Repeat every record exactly, but keep images out of the copy.

- _Data for processing_:
++++

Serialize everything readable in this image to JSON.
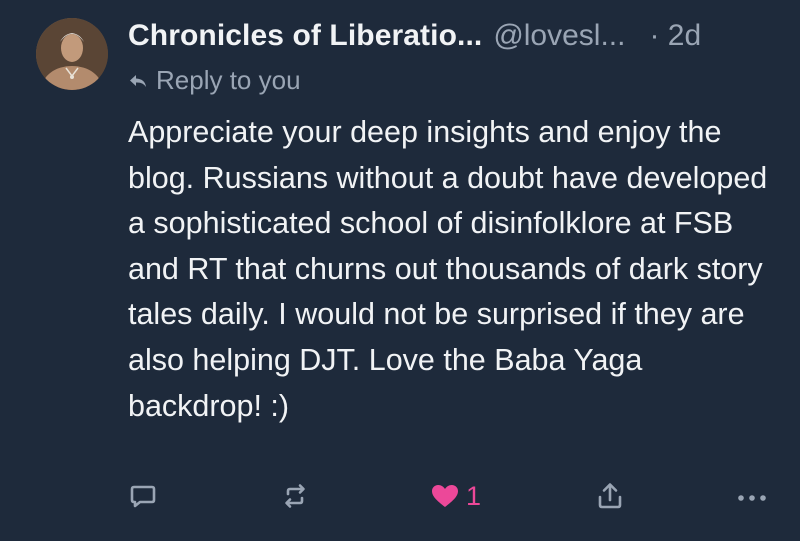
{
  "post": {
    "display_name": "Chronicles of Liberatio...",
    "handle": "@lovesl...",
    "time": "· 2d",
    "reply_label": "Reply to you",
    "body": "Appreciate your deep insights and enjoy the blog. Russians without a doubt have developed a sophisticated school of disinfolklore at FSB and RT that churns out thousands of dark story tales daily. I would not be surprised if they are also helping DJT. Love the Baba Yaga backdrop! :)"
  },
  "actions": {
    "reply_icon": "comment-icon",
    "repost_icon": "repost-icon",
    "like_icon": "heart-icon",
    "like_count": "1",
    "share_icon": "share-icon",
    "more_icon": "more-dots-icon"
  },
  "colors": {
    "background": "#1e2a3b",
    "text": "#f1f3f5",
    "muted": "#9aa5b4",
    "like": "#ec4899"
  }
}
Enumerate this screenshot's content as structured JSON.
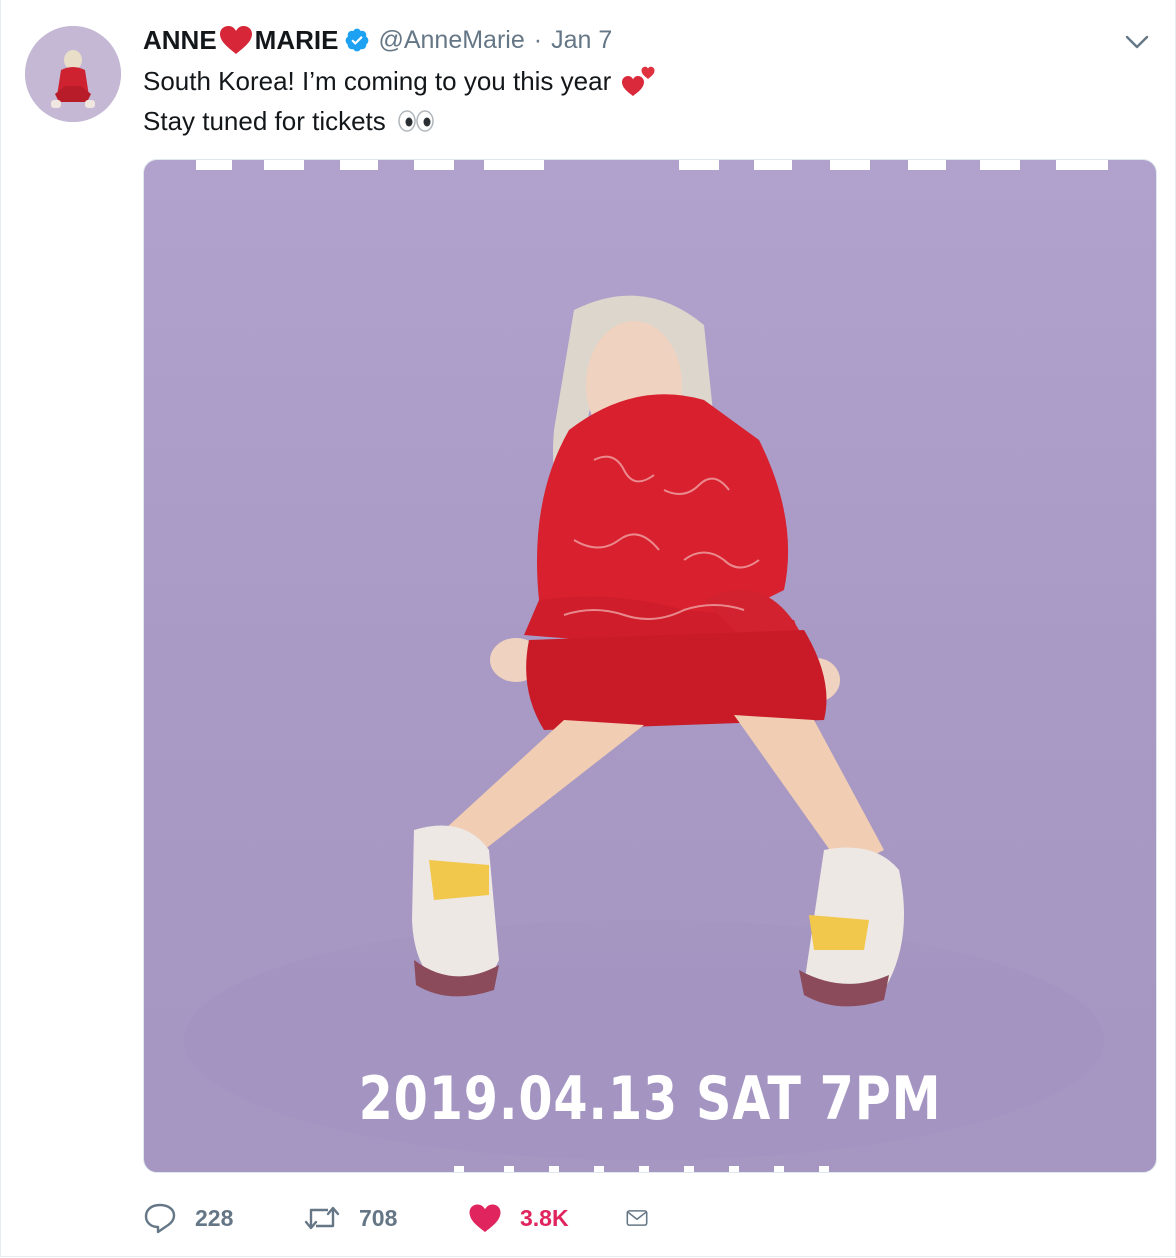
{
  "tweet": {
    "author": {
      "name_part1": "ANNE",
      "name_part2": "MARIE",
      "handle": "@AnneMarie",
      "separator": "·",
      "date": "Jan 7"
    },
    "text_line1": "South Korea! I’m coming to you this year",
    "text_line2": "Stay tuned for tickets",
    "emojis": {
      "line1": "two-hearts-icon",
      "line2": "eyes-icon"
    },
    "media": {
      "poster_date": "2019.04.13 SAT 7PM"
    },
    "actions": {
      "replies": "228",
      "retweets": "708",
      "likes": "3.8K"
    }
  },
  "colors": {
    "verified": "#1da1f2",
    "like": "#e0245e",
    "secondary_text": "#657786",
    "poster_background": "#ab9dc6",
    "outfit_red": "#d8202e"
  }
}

++++

- _Written reply_:
Serialize everything readable in this image to JSON.
{
  "post": {
    "display_name": "Chronicles of Liberatio...",
    "handle": "@lovesl...",
    "time": "· 2d",
    "reply_label": "Reply to you",
    "body": "Appreciate your deep insights and enjoy the blog. Russians without a doubt have developed a sophisticated school of disinfolklore at FSB and RT that churns out thousands of dark story tales daily. I would not be surprised if they are also helping DJT. Love the Baba Yaga backdrop! :)"
  },
  "actions": {
    "reply_icon": "comment-icon",
    "repost_icon": "repost-icon",
    "like_icon": "heart-icon",
    "like_count": "1",
    "share_icon": "share-icon",
    "more_icon": "more-dots-icon"
  },
  "colors": {
    "background": "#1e2a3b",
    "text": "#f1f3f5",
    "muted": "#9aa5b4",
    "like": "#ec4899"
  }
}
Enumerate this screenshot's content as structured JSON.
{
  "tweet": {
    "author": {
      "name_part1": "ANNE",
      "name_part2": "MARIE",
      "handle": "@AnneMarie",
      "separator": "·",
      "date": "Jan 7"
    },
    "text_line1": "South Korea! I’m coming to you this year",
    "text_line2": "Stay tuned for tickets",
    "emojis": {
      "line1": "two-hearts-icon",
      "line2": "eyes-icon"
    },
    "media": {
      "poster_date": "2019.04.13 SAT 7PM"
    },
    "actions": {
      "replies": "228",
      "retweets": "708",
      "likes": "3.8K"
    }
  },
  "colors": {
    "verified": "#1da1f2",
    "like": "#e0245e",
    "secondary_text": "#657786",
    "poster_background": "#ab9dc6",
    "outfit_red": "#d8202e"
  }
}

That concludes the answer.